:: TEKS YANG DIBERIKAN ::
Oleh: Muhammad Nasri
Dini
Warga
Muhammadiyah beberapa tahun terakhir ini akrab dengan kata “berkemajuan”. Karena
memasuki abad kedua perjalanan dakwah Muhammadiyah, gerakan ini memang mengusung
jargon “Islam berkemajuan” atau “Islam yang berkemajuan”. Hal ini juga tersurat
pada tema yang diangkat dalam Muktamar Muhammadiyah ke-47 di Makassar 3-7 Agustus
2015 lalu, yaitu “Gerakan Pencerahan Menuju Indonesia Berkemajuan”.
Ketua Umum PP
Muhammadiyah periode 2015-2020 Dr. H. Haedar Nashir, M.Si dalam tulisan berjudul
“Muhammadiyah Gerakan Islam Berkemajuan” yang dimuat pada Majalah Tabligh no.
1/XIV Februari 2016 mengungkapkan bahwa perspektif Islam berkemajuan merupakan
cara pandang dalam mengaktualisasi Islam yang lahir dari rahim sejarah
Muhammadiyah sendiri, yaitu ide-ide kemajuan yang diperkenalkan oleh KH. Ahmad
Dahlan dan sejalan dengan ajaran Islam dalam menjawab tantangan zaman. Masih
menurut Pak Haedar, Islam berkemajuan tidak tersekat pada lokasi domestik atau
negara, tetapi berwawasan universal dalam spirit rahmatan lil ‘alamin,
termasuk di dalamnya mencakup negeri dimana Islam itu lahir.

:: CUPLIKAN DATA ::
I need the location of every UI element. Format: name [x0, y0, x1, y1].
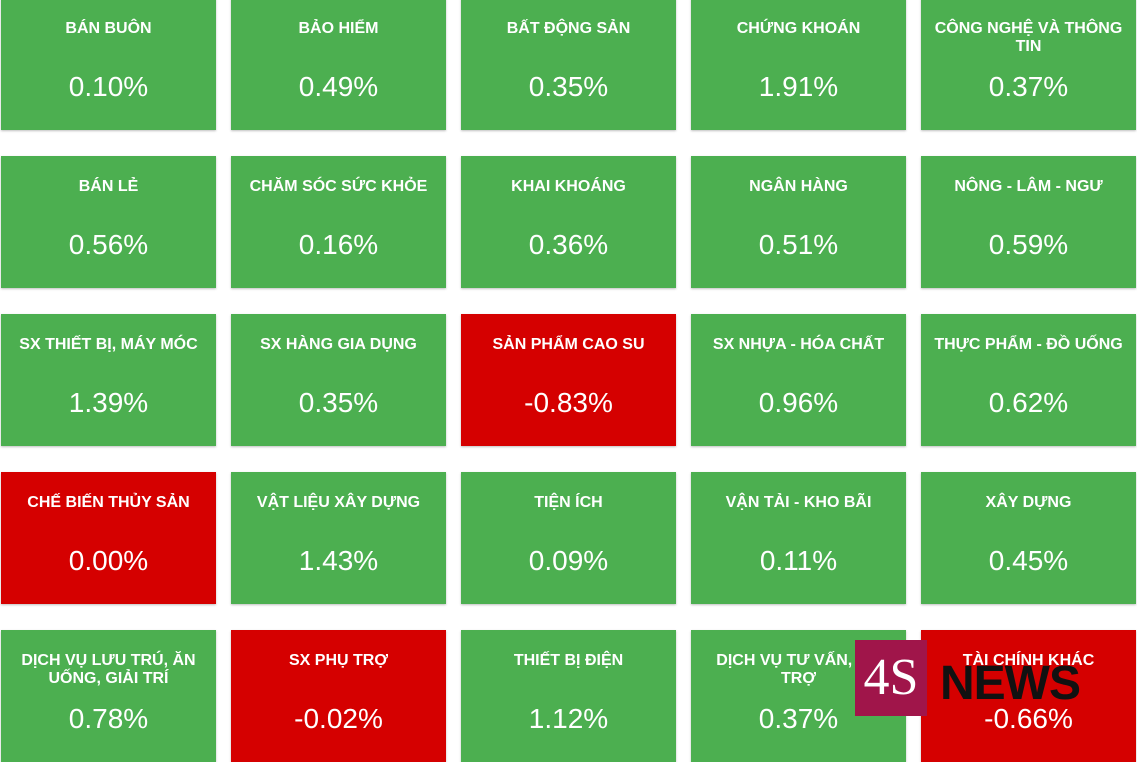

:: DESKRIPSI TUGAS ::
Lanjutkan tulisan tentang gagasan Islam berkemajuan dalam Muhammadiyah di atas, mulai tepat setelah kalimat terakhirnya.

:: JAWABAN AKHIR ::
Untuk
mewujudkan Islam berkemajuan, di antara jalan utama yang harus ditempuh
persyarikatan ini (oleh warganya dan apalagi pimpinannya) adalah dengan dakwah
dan tajdid. Hal ini seperti diamanahkan dalam pernyataan pikiran Muhammadiyah abad
kedua yang merupakan Keputusan Muktamar ke-46 di Yogyakarta atau akrab dikenal
dengan Muktamar Satu Abad. Dalam tulisan 17 halaman itu disebutkan bahwa dakwah
dan tajdid bagi Muhammadiyah merupakan jalan perubahan. Karena Muhammadiyah
adalah gerakan Islam yang melaksanakan misi dakwah dan tajdid untuk terwujudnya
masyarakat Islam yang sebenar-benarnya.
Dakwah
Muhammadiyah
Sudah dimafhumi
secara umum, bahwa Muhammadiyah dikenal sebagai gerakan dakwah Islam, amar
ma’ruf nahi munkar. Mengajak kepada kebajikan/kebaikan dan mencegah dari kemungkaran
atau apa saja yang diingkari dan ditolak oleh Islam. Hal ini merupakan ciri
Muhammadiyah yang muncul sejak kelahirannya dan akan tetap melekat tak
terpisahkan dalam jatidiri Muhammadiyah. Ini berarti Muhammadiyah adalah organisasi
yang bergerak, dinamis dan progresif. Muhammadiyah bukan organisasi statis,
diam, berhenti dan apalagi berjalan mundur.
Penegasan
seperti ini jelas menggambarkan komitmen Muhammadiyah terhadap Al-Qur’an Surat
Ali Imran ayat 104, suatu ayat yang menjadi faktor utama yang melatarbelakangi KH.
Ahmad Dahlan mendirikan Muhammadiyah. Berdasarkan ayat tersebut Muhammadiyah
meletakkan khittah atau strategi dasar perjuangannya. Dalam matan Kepribadian
Muhammadiyah dijelaskan bahwa dakwah Islam amar ma’ruf nahi munkar yang diperjuangkan
Muhammadiyah ditujukan pada dua bidang: perseorangan dan masyarakat.
Dakwah dan amar ma’ruf
nahi munkar pada bidang pertama terbagi dalam dua golongan, yaitu: (a) Kepada yang telah Islam
bersifat pembaharuan (tajdid), yaitu mengembalikan kepada ajaran Islam yang
asli dan murni; dan (b) Kepada yang belum Islam, bersifat seruan dan ajakan
untuk memeluk agama Islam. Adapun dakwah dan amar ma’ruf nahi munkar pada
bidang kedua, yaitu kepada masyarakat, bersifat kebaikan dan bimbingan serta
peringatan.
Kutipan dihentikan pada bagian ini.